YOUR TASK -
Work out how many lines contain "qiymətli". Reply with the count alone.

■ ■ ■ ■ ■ ■ ■

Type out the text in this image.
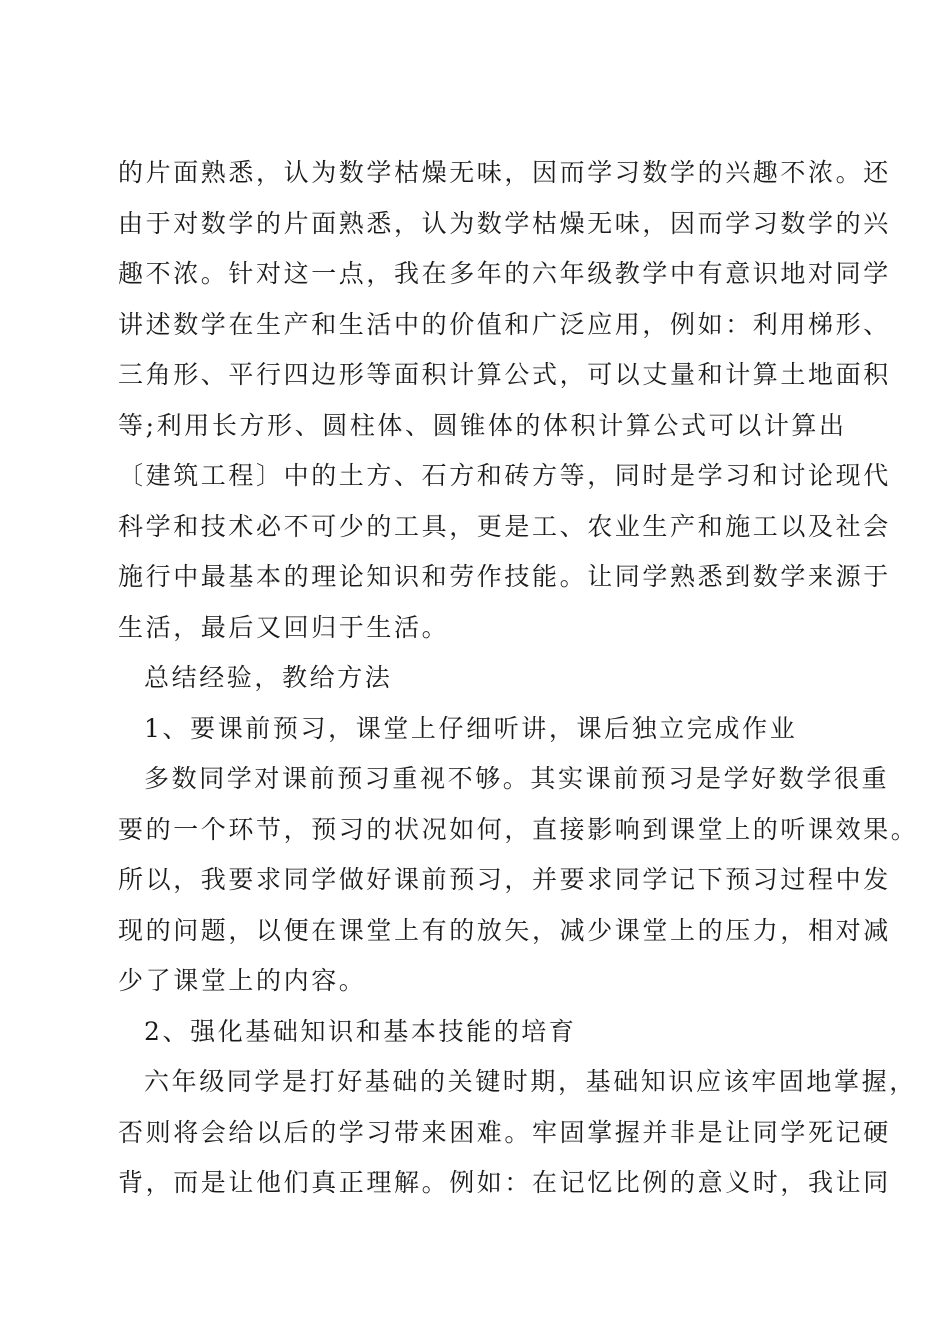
的片面熟悉，认为数学枯燥无味，因而学习数学的兴趣不浓。还
由于对数学的片面熟悉，认为数学枯燥无味，因而学习数学的兴
趣不浓。针对这一点，我在多年的六年级教学中有意识地对同学
讲述数学在生产和生活中的价值和广泛应用，例如：利用梯形、
三角形、平行四边形等面积计算公式，可以丈量和计算土地面积
等;利用长方形、圆柱体、圆锥体的体积计算公式可以计算出
〔建筑工程〕中的土方、石方和砖方等，同时是学习和讨论现代
科学和技术必不可少的工具，更是工、农业生产和施工以及社会
施行中最基本的理论知识和劳作技能。让同学熟悉到数学来源于
生活，最后又回归于生活。
总结经验，教给方法
1、要课前预习，课堂上仔细听讲，课后独立完成作业
多数同学对课前预习重视不够。其实课前预习是学好数学很重
要的一个环节，预习的状况如何，直接影响到课堂上的听课效果。
所以，我要求同学做好课前预习，并要求同学记下预习过程中发
现的问题，以便在课堂上有的放矢，减少课堂上的压力，相对减
少了课堂上的内容。
2、强化基础知识和基本技能的培育
六年级同学是打好基础的关键时期，基础知识应该牢固地掌握，
否则将会给以后的学习带来困难。牢固掌握并非是让同学死记硬
背，而是让他们真正理解。例如：在记忆比例的意义时，我让同
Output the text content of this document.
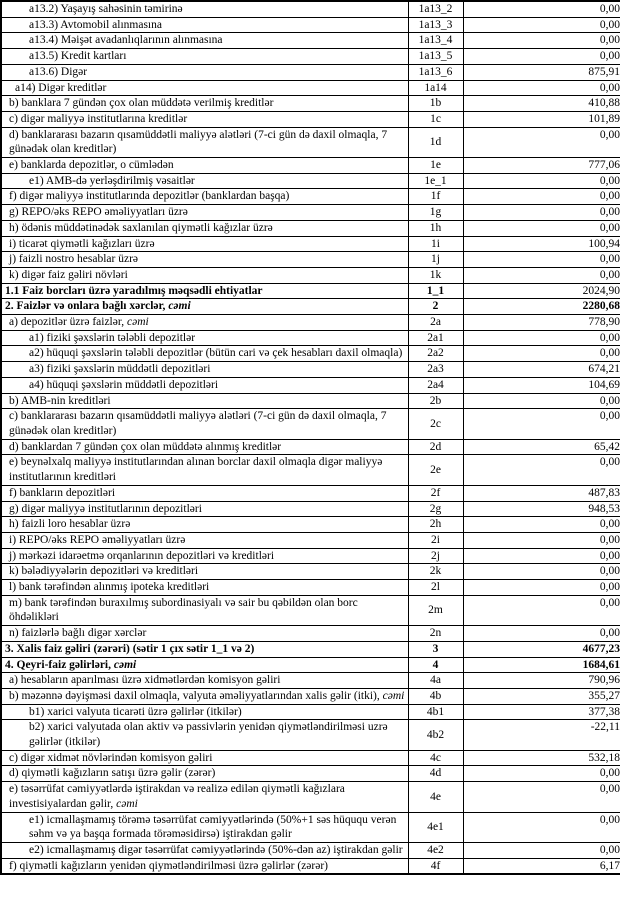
a13.2) Yaşayış sahəsinin təmirinə	1a13_2	0,00
a13.3) Avtomobil alınmasına	1a13_3	0,00
a13.4) Məişət avadanlıqlarının alınmasına	1a13_4	0,00
a13.5) Kredit kartları	1a13_5	0,00
a13.6) Digər	1a13_6	875,91
a14) Digər kreditlər	1a14	0,00
b) banklara 7 gündən çox olan müddətə verilmiş kreditlər	1b	410,88
c) digər maliyyə institutlarına kreditlər	1c	101,89
d) banklararası bazarın qısamüddətli maliyyə alətləri (7-ci gün də daxil olmaqla, 7 günədək olan kreditlər)	1d	0,00
e) banklarda depozitlər, o cümlədən	1e	777,06
e1) AMB-də yerləşdirilmiş vəsaitlər	1e_1	0,00
f) digər maliyyə institutlarında depozitlər (banklardan başqa)	1f	0,00
g) REPO/əks REPO əməliyyatları üzrə	1g	0,00
h) ödənis müddətinədək saxlanılan qiymətli kağızlar üzrə	1h	0,00
i) ticarət qiymətli kağızları üzrə	1i	100,94
j) faizli nostro hesablar üzrə	1j	0,00
k) digər faiz gəliri növləri	1k	0,00
1.1 Faiz borcları üzrə yaradılmış məqsədli ehtiyatlar	1_1	2024,90
2. Faizlər və onlara bağlı xərclər, cəmi	2	2280,68
a) depozitlər üzrə faizlər, cəmi	2a	778,90
a1) fiziki şəxslərin tələbli depozitlər	2a1	0,00
a2) hüquqi şəxslərin tələbli depozitlər (bütün cari və çek hesabları daxil olmaqla)	2a2	0,00
a3) fiziki şəxslərin müddətli depozitləri	2a3	674,21
a4) hüquqi şəxslərin müddətli depozitləri	2a4	104,69
b) AMB-nin kreditləri	2b	0,00
c) banklararası bazarın qısamüddətli maliyyə alətləri (7-ci gün də daxil olmaqla, 7 günədək olan kreditlər)	2c	0,00
d) banklardan 7 gündən çox olan müddətə alınmış kreditlər	2d	65,42
e) beynəlxalq maliyyə institutlarından alınan borclar daxil olmaqla digər maliyyə institutlarının kreditləri	2e	0,00
f) bankların depozitləri	2f	487,83
g) digər maliyyə institutlarının depozitləri	2g	948,53
h) faizli loro hesablar üzrə	2h	0,00
i) REPO/əks REPO əməliyyatları üzrə	2i	0,00
j) mərkəzi idarəetmə orqanlarının depozitləri və kreditləri	2j	0,00
k) bələdiyyələrin depozitləri və kreditləri	2k	0,00
l) bank tərəfindən alınmış ipoteka kreditləri	2l	0,00
m) bank tərəfindən buraxılmış subordinasiyalı və sair bu qəbildən olan borc öhdəlikləri	2m	0,00
n) faizlərlə bağlı digər xərclər	2n	0,00
3. Xalis faiz gəliri (zərəri) (sətir 1 çıx sətir 1_1 və 2)	3	4677,23
4. Qeyri-faiz gəlirləri, cəmi	4	1684,61
a) hesabların aparılması üzrə xidmətlərdən komisyon gəliri	4a	790,96
b) məzənnə dəyişməsi daxil olmaqla, valyuta əməliyyatlarından xalis gəlir (itki), cəmi	4b	355,27
b1) xarici valyuta ticarəti üzrə gəlirlər (itkilər)	4b1	377,38
b2) xarici valyutada olan aktiv və passivlərin yenidən qiymətləndirilməsi uzrə gəlirlər (itkilər)	4b2	-22,11
c) digər xidmət növlərindən komisyon gəliri	4c	532,18
d) qiymətli kağızların satışı üzrə gəlir (zərər)	4d	0,00
e) təsərrüfat cəmiyyətlərdə iştirakdan və realizə edilən qiymətli kağızlara investisiyalardan gəlir, cəmi	4e	0,00
e1) icmallaşmamış törəmə təsərrüfat cəmiyyətlərində (50%+1 səs hüququ verən səhm və ya başqa formada törəməsidirsə) iştirakdan gəlir	4e1	0,00
e2) icmallaşmamış digər təsərrüfat cəmiyyətlərində (50%-dən az) iştirakdan gəlir	4e2	0,00
f) qiymətli kağızların yenidən qiymətləndirilməsi üzrə gəlirlər (zərər)	4f	6,17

■ ■ ■ ■ ■ ■ ■

TASK RESULT -
5